··· Task data ···

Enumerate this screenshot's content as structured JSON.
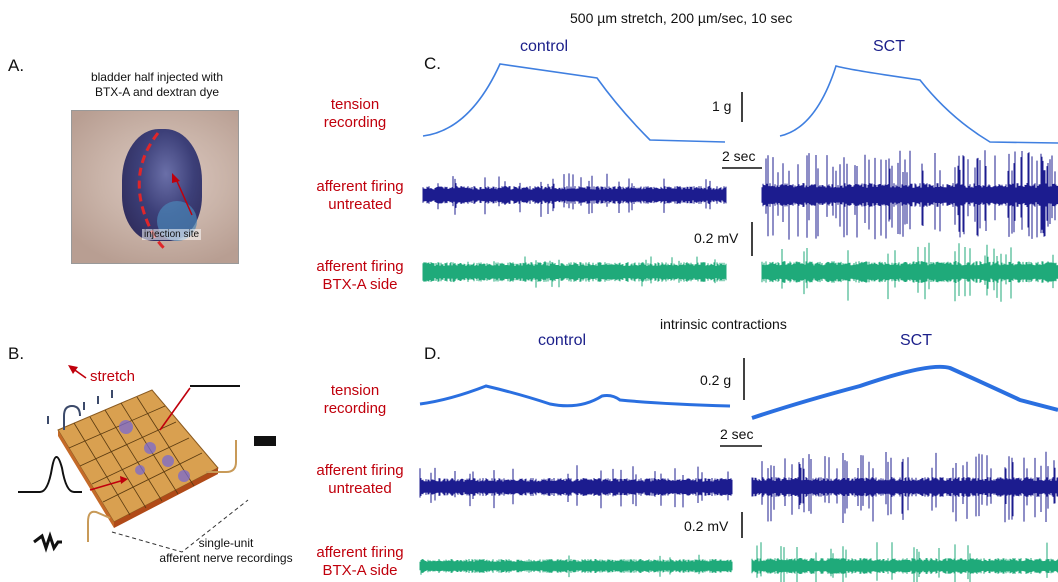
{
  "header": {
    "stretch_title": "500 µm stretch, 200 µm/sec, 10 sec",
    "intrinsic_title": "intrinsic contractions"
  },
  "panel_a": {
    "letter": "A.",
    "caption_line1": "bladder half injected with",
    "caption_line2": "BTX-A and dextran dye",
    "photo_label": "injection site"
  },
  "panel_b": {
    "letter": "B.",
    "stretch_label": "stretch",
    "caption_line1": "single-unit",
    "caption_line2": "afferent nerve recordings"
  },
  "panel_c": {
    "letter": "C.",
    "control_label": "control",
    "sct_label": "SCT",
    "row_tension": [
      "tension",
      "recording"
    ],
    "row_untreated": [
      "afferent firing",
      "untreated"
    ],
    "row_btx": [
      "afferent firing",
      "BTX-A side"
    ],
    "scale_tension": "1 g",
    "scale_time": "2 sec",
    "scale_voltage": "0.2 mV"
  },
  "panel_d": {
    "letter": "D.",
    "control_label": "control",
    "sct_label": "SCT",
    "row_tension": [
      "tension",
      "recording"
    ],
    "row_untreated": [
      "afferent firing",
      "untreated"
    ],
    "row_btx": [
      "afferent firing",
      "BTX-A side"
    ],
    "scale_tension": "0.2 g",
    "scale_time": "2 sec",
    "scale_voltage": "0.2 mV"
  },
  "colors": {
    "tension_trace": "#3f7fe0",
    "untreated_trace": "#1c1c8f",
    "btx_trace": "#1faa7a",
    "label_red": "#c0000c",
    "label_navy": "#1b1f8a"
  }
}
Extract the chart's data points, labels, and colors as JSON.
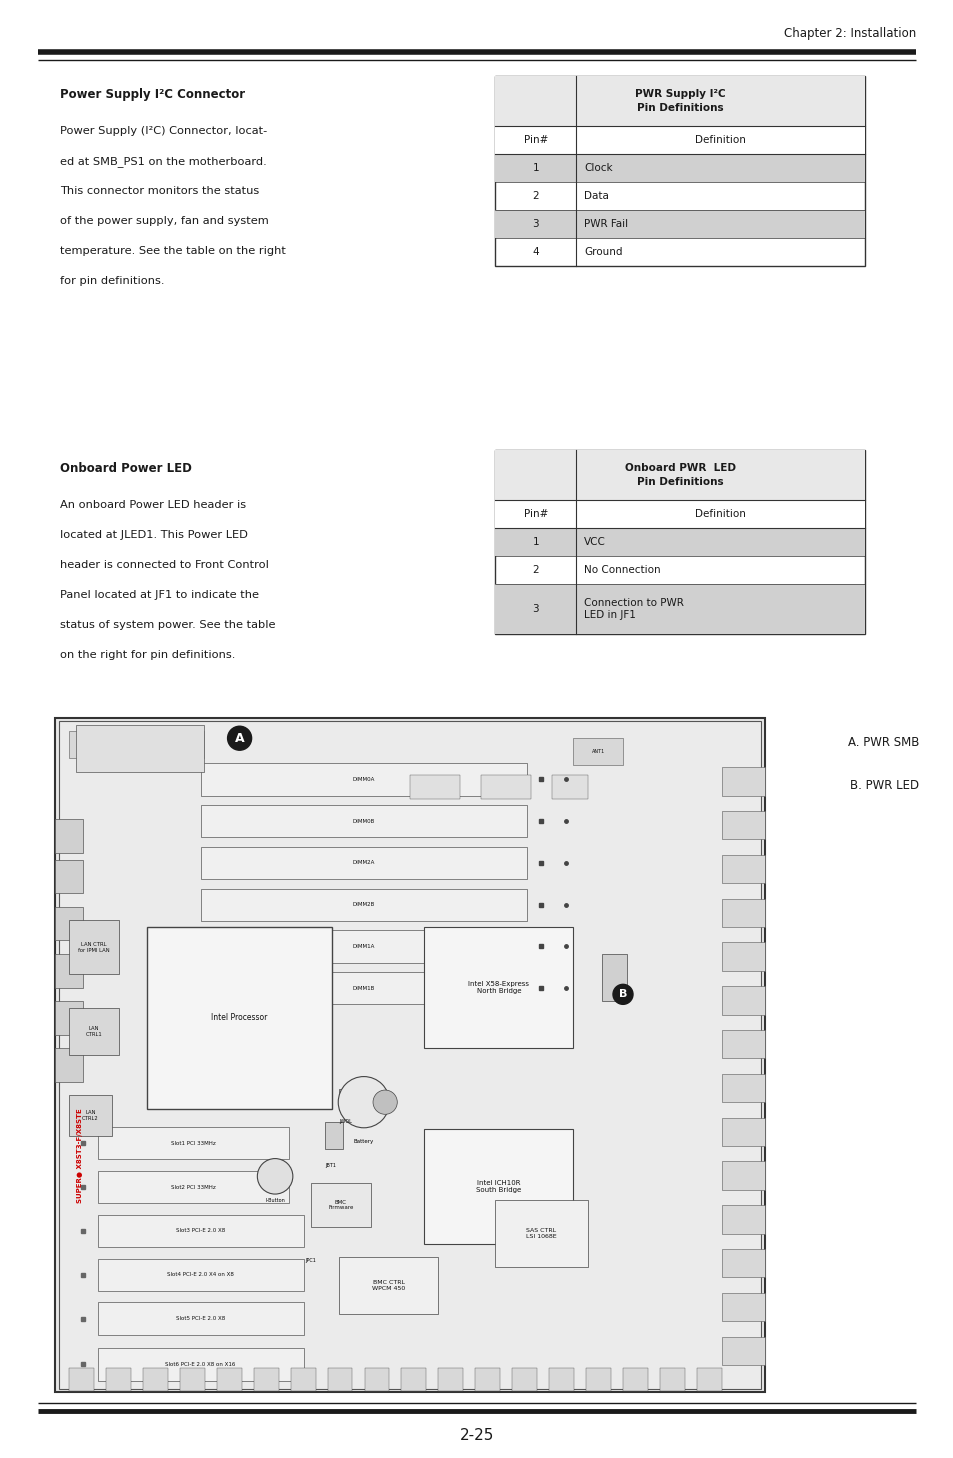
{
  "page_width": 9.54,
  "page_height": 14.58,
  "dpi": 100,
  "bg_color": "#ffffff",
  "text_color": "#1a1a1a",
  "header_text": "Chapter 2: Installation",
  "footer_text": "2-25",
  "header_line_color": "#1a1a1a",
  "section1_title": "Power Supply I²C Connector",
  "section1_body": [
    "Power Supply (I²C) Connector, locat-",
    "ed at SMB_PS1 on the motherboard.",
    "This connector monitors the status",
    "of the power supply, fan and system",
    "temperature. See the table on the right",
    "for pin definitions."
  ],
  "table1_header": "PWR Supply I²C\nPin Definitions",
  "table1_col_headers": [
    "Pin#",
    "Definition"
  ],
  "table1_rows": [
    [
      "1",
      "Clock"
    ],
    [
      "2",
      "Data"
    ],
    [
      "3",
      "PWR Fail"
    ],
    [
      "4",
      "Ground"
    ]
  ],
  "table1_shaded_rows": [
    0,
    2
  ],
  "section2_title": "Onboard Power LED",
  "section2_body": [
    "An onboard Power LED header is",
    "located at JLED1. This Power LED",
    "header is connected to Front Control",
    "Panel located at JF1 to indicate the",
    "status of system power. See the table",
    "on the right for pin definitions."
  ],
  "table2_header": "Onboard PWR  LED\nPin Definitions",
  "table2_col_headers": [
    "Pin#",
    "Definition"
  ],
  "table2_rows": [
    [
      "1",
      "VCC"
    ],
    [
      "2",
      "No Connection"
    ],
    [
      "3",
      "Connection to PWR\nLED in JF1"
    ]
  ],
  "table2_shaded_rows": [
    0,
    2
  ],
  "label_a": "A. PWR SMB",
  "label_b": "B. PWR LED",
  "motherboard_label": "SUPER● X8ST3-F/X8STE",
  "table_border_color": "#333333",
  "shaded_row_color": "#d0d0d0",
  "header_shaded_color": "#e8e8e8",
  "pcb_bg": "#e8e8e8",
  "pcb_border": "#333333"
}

···
··· Task data ···

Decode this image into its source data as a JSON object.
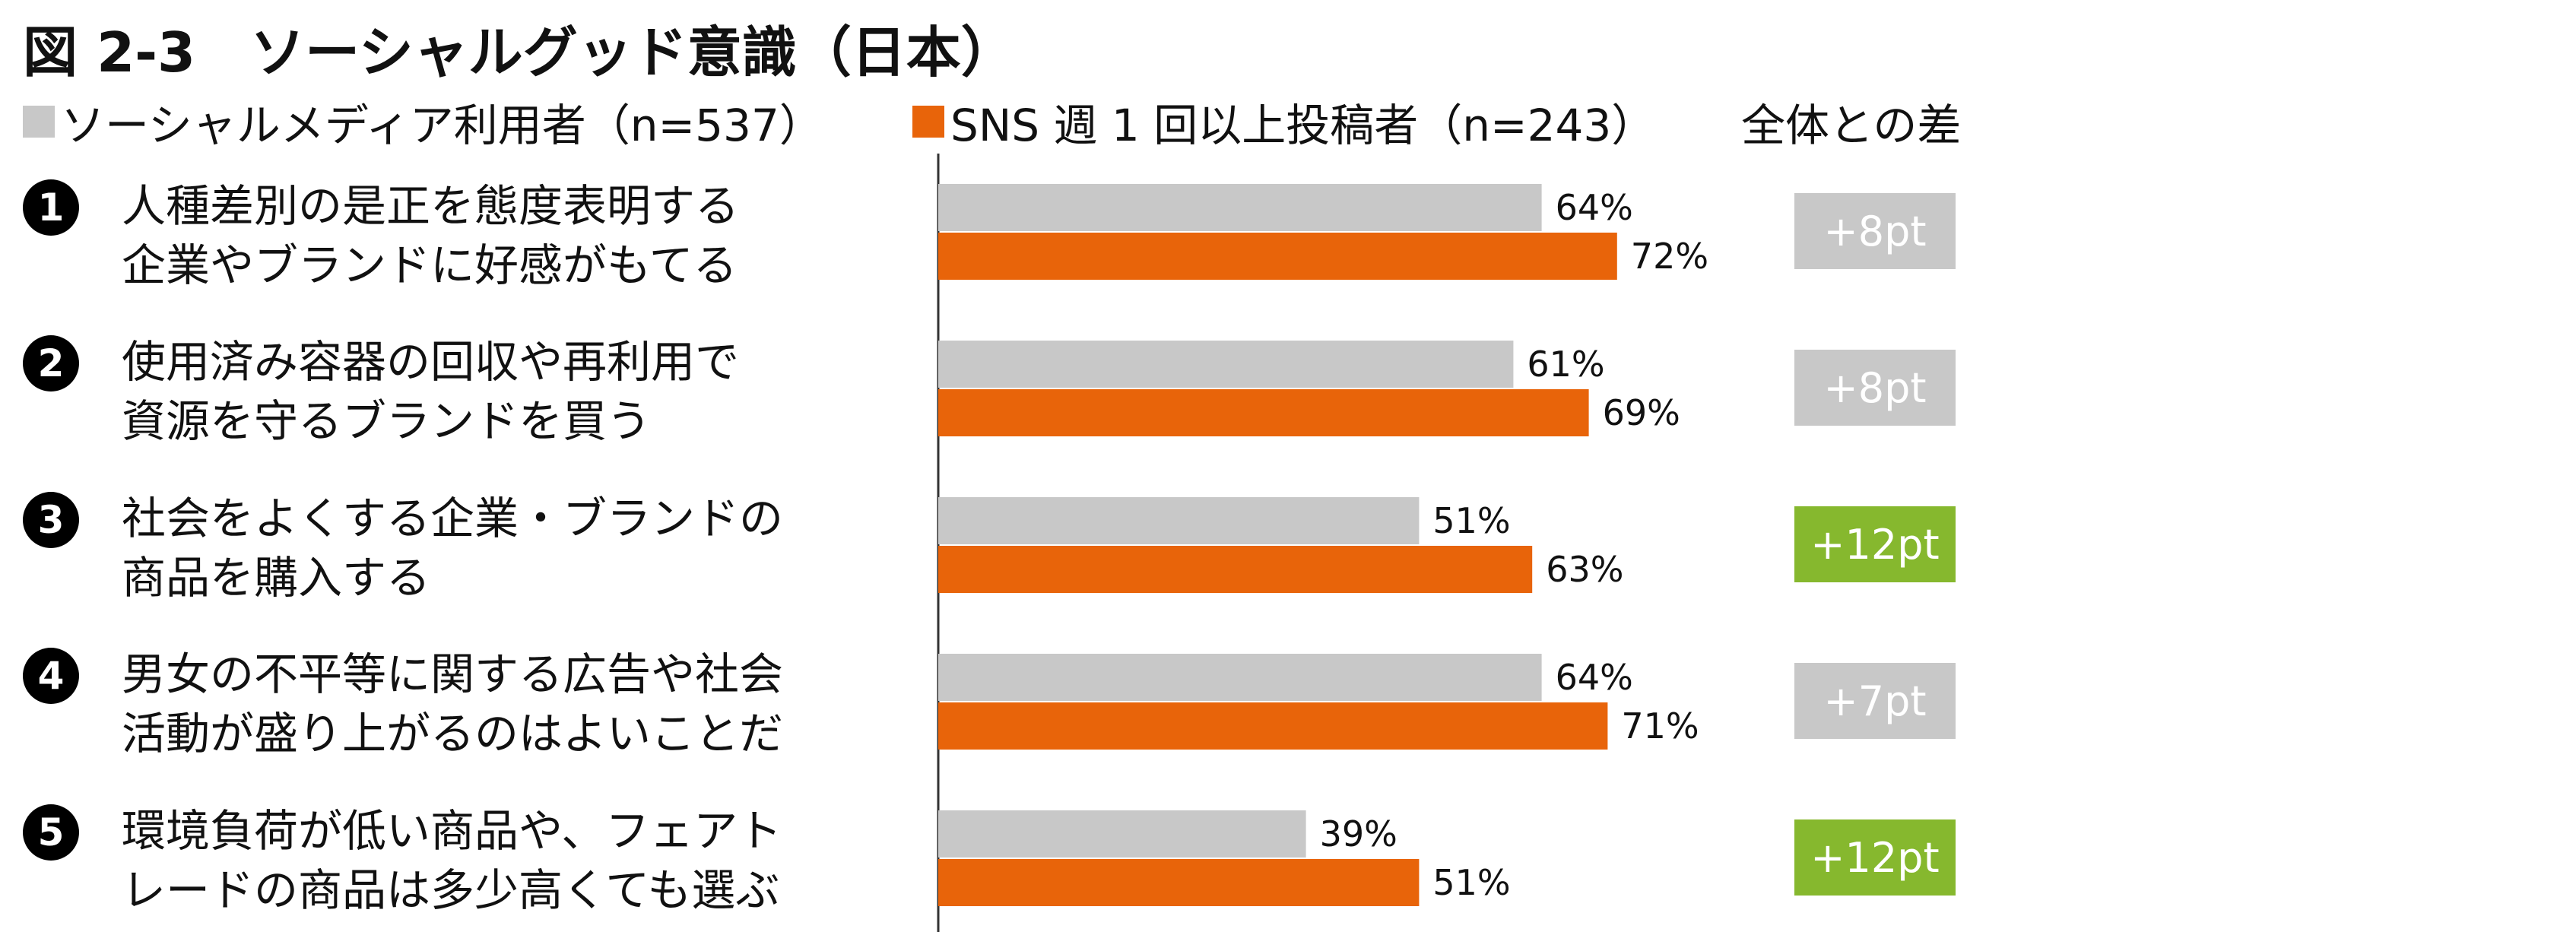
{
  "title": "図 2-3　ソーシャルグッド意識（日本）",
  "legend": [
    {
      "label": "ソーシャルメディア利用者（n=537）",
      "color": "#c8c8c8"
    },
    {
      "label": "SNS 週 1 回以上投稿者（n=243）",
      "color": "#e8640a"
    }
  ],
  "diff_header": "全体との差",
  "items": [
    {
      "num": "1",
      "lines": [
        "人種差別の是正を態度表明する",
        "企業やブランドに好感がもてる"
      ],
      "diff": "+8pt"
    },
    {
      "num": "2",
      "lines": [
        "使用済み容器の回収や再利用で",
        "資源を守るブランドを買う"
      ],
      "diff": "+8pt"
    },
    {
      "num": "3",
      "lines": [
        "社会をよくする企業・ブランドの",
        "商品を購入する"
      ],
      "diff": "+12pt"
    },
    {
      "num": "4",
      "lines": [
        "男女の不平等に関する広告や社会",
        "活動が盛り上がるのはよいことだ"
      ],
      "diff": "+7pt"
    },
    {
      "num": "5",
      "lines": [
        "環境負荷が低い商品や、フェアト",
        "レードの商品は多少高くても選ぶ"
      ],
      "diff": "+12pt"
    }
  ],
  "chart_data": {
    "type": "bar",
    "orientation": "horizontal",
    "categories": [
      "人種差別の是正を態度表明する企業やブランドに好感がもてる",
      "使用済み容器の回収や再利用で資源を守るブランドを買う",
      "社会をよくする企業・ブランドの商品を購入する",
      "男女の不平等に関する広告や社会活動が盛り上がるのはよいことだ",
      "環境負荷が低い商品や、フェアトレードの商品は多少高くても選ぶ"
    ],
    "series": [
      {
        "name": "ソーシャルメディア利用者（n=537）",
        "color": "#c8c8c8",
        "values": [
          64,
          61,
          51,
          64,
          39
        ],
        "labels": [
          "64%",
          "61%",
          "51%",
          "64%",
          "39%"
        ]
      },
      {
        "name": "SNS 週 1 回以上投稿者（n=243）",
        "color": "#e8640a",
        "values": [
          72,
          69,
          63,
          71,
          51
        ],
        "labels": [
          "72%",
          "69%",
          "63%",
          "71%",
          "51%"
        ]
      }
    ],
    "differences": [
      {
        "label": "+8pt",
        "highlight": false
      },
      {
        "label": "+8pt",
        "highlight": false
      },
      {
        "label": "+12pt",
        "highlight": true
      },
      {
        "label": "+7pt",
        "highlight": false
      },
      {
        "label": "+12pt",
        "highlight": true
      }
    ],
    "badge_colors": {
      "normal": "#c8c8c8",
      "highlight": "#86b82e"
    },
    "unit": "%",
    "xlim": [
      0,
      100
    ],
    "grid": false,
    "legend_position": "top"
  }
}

···

Task » Working from the listing above, pick out every line that has "ソーシャルメディア利用者" and copy it.

Result of the task »
      "label": "ソーシャルメディア利用者（n=537）",
        "name": "ソーシャルメディア利用者（n=537）",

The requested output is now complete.